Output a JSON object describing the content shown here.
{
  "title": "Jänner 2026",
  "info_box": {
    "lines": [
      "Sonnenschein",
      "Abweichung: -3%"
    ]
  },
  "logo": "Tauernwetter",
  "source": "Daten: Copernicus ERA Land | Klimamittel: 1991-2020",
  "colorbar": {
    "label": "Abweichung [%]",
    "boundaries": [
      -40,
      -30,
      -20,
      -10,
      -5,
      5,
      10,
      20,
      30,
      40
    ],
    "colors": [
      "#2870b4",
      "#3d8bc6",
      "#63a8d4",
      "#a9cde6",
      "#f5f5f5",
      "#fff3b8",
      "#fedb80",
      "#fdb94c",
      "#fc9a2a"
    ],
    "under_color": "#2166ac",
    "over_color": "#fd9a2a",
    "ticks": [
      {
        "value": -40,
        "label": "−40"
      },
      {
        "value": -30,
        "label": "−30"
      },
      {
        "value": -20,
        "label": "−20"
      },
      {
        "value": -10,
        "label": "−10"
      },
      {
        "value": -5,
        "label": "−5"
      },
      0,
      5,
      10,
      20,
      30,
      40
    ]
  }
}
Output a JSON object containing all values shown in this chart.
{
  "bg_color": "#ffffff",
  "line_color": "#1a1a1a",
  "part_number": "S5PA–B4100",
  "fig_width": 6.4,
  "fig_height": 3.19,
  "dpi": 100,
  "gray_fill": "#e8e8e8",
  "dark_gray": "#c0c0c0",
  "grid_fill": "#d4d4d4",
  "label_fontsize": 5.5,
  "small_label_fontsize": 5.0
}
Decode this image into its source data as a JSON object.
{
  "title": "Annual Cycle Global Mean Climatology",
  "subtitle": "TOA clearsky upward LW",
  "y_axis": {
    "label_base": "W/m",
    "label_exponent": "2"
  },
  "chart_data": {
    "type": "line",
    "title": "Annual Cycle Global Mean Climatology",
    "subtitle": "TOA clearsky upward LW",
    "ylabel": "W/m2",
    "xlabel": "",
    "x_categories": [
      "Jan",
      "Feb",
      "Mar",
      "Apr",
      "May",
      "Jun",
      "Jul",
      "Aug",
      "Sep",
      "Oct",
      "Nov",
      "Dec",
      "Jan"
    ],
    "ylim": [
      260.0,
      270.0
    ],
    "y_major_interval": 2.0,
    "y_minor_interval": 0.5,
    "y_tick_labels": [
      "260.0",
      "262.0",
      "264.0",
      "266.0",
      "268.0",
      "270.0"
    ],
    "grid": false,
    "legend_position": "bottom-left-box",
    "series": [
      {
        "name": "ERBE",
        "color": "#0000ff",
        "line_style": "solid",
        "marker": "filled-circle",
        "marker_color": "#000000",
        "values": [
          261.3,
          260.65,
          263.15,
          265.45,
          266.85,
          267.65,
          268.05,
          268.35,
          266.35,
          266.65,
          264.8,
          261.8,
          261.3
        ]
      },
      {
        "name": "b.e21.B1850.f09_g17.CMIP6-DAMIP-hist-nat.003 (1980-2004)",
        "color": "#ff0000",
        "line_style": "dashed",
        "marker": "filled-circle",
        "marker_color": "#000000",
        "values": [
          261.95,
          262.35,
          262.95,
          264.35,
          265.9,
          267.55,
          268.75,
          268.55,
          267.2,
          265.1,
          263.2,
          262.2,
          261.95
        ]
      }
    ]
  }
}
◇ ◇ ◇ ◇ ◇ ◇ ◇
Locate and copy each line in the data above that includes the word "subtitle".

Final answer:
  "subtitle": "TOA clearsky upward LW",
    "subtitle": "TOA clearsky upward LW",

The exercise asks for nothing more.